Stored dataset items:
• • •

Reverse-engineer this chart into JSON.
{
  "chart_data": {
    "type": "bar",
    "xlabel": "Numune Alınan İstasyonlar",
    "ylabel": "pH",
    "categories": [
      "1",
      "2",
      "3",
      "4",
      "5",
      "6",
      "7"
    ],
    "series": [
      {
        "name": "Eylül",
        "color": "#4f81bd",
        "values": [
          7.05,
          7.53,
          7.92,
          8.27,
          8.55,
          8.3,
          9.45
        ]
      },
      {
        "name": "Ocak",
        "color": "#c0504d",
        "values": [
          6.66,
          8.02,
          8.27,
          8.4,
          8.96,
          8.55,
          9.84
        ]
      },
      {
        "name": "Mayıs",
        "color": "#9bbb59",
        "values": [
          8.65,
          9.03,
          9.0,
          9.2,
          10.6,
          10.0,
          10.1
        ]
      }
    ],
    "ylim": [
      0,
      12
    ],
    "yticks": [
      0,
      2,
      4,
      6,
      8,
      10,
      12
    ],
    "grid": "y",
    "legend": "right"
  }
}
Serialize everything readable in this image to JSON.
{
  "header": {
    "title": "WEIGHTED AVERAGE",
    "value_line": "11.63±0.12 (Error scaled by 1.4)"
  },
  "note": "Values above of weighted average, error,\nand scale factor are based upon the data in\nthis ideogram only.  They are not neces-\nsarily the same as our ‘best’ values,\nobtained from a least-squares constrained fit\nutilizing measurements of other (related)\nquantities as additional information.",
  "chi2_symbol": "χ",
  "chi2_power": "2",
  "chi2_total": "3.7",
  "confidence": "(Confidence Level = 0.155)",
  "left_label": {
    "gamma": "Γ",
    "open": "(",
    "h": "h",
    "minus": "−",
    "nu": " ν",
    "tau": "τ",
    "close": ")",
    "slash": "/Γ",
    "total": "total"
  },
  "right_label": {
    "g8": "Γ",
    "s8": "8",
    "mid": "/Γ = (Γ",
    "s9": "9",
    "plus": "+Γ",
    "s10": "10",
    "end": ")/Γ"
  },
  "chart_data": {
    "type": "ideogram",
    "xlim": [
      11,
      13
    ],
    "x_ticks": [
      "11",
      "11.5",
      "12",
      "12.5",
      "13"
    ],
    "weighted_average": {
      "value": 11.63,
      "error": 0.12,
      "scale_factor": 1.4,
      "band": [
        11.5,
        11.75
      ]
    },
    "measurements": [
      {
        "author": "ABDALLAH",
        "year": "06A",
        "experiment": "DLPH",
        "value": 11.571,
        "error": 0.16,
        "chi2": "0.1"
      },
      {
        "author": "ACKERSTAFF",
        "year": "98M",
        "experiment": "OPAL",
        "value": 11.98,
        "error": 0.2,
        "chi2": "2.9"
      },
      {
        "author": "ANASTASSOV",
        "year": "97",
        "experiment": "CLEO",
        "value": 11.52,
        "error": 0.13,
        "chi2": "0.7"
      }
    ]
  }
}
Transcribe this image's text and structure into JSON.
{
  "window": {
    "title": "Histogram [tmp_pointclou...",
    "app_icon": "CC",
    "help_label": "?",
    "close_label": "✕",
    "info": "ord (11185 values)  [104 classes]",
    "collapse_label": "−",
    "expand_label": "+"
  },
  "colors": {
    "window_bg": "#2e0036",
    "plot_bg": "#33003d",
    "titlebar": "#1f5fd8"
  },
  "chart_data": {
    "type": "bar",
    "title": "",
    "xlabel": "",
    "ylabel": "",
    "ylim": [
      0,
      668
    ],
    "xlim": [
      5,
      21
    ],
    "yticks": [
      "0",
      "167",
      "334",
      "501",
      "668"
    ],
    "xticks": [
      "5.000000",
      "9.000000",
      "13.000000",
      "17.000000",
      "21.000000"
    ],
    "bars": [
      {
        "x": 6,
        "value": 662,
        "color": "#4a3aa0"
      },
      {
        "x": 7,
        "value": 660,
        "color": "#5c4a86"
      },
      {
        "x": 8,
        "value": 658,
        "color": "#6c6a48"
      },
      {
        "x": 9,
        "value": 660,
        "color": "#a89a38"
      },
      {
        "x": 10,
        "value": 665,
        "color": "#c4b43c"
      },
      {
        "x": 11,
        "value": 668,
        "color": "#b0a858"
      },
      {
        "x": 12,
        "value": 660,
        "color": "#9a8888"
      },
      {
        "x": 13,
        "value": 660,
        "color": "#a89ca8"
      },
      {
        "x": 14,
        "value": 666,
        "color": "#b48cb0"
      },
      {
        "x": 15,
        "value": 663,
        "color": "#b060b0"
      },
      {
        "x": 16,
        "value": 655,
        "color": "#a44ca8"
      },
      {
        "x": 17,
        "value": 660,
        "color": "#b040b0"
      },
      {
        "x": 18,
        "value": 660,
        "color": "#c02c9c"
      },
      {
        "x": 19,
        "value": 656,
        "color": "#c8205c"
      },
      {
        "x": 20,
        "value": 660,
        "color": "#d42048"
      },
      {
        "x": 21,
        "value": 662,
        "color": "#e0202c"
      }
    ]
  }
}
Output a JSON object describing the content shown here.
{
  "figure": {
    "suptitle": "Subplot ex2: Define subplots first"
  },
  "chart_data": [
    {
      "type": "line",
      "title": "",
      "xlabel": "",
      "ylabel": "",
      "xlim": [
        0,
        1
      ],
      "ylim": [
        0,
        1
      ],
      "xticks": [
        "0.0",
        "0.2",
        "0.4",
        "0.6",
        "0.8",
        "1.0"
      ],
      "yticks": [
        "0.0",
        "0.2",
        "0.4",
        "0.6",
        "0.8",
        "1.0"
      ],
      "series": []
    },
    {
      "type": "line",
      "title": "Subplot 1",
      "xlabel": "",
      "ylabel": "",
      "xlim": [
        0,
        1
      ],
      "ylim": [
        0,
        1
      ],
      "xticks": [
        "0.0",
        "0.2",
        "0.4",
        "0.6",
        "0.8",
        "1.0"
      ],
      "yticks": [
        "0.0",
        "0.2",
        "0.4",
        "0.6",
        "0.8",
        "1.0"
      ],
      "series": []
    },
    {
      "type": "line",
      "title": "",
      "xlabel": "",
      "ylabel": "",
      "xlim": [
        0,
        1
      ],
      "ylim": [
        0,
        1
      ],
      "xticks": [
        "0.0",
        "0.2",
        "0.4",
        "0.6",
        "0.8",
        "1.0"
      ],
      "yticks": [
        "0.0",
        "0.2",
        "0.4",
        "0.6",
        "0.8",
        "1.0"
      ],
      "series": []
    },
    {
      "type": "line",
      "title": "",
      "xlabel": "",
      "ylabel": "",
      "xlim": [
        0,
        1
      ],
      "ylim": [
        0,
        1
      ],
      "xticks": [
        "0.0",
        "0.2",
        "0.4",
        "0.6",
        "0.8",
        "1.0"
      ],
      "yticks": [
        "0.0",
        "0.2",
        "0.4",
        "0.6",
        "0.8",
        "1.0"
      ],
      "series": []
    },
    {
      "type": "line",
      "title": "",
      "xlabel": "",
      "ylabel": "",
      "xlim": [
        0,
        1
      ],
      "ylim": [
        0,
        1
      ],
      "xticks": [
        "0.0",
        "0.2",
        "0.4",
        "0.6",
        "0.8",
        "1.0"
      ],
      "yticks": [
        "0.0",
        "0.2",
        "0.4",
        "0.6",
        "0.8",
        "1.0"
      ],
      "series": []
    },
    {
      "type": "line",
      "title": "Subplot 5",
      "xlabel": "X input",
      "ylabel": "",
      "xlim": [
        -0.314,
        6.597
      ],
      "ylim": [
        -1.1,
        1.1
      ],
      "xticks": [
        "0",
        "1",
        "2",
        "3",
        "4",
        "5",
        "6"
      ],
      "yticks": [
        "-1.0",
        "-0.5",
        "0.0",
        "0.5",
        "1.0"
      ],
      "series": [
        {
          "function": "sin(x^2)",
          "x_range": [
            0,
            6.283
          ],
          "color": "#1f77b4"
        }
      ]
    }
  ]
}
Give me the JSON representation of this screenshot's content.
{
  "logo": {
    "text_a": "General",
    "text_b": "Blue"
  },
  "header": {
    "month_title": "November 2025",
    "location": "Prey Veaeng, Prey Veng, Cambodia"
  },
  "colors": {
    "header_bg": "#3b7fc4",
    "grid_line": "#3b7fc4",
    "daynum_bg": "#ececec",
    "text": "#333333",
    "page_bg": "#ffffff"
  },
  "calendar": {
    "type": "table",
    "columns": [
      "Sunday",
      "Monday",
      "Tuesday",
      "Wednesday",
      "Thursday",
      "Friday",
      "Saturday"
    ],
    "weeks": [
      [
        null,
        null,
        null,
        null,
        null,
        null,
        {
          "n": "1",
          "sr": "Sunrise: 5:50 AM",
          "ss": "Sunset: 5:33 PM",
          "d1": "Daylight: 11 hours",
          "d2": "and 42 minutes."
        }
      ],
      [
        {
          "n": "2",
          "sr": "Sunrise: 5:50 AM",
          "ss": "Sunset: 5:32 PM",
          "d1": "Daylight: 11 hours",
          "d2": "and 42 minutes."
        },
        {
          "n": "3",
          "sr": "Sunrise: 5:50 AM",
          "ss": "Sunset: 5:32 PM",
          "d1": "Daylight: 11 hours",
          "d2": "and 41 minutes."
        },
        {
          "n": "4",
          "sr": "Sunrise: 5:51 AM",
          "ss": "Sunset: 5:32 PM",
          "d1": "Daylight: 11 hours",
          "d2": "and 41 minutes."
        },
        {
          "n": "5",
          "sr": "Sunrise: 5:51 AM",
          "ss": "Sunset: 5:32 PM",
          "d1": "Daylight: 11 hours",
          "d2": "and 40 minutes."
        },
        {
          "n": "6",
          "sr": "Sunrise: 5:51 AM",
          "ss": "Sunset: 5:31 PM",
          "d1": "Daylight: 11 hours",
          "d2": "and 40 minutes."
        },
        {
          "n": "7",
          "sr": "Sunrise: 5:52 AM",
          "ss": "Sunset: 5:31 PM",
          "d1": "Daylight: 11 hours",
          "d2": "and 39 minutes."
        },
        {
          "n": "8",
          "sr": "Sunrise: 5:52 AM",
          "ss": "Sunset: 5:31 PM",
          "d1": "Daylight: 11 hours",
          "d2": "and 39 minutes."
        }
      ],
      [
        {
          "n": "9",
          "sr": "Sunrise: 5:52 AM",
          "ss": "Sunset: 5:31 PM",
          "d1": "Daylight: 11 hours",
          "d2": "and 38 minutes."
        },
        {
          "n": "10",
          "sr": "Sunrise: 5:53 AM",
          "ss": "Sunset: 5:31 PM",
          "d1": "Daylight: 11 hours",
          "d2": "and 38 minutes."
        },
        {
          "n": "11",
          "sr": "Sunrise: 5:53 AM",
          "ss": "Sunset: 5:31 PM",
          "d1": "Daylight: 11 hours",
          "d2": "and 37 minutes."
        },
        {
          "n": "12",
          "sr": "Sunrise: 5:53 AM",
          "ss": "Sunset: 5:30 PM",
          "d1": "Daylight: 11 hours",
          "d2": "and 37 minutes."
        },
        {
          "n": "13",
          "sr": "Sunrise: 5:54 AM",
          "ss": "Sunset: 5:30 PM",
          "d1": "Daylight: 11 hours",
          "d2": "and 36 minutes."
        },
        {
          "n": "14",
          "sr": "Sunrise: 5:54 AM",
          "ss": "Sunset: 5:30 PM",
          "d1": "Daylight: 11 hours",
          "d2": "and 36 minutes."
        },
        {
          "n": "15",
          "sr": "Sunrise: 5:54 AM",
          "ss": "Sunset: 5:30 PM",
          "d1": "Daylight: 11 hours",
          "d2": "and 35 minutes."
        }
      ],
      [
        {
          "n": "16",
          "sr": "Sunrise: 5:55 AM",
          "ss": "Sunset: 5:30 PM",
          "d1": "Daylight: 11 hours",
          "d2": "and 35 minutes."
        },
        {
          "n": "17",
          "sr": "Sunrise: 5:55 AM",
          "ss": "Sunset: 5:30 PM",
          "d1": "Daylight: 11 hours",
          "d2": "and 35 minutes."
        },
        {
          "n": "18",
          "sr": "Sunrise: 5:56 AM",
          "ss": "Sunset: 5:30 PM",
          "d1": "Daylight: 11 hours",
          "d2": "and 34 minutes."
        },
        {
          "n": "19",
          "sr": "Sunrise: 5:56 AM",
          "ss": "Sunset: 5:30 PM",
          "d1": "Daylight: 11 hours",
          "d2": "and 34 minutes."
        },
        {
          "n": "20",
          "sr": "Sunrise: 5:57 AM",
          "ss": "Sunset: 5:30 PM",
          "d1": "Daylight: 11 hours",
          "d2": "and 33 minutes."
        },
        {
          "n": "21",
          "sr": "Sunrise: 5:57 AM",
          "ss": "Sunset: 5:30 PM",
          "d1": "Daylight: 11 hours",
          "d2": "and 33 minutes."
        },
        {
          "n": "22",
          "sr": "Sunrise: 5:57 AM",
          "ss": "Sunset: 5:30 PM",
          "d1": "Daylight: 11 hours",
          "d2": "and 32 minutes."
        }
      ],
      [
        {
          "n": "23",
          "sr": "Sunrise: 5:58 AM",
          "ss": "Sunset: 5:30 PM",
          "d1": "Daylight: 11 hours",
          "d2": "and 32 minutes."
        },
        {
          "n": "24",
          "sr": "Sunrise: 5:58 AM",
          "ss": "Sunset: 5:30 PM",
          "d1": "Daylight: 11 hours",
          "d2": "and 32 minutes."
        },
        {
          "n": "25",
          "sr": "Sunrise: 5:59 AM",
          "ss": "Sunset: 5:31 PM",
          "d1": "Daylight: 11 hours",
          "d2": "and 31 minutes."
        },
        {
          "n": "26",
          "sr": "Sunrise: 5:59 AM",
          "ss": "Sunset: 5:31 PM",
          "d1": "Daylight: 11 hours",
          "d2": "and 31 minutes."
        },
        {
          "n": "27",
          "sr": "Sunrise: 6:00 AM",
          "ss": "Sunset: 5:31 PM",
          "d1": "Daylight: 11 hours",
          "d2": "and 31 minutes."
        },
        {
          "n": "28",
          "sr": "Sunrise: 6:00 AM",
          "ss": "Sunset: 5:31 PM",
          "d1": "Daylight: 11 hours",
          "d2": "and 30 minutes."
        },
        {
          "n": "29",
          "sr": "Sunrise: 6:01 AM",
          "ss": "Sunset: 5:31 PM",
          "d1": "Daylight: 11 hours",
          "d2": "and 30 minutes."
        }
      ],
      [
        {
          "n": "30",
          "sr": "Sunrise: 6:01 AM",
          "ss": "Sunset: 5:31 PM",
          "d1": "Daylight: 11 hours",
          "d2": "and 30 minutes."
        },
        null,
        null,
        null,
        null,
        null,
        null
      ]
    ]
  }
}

• • •

What needs to be done. Tally up the lines in the preceding listing that contain the string "image". Respond with the number and nothing else.

Result for this task. 2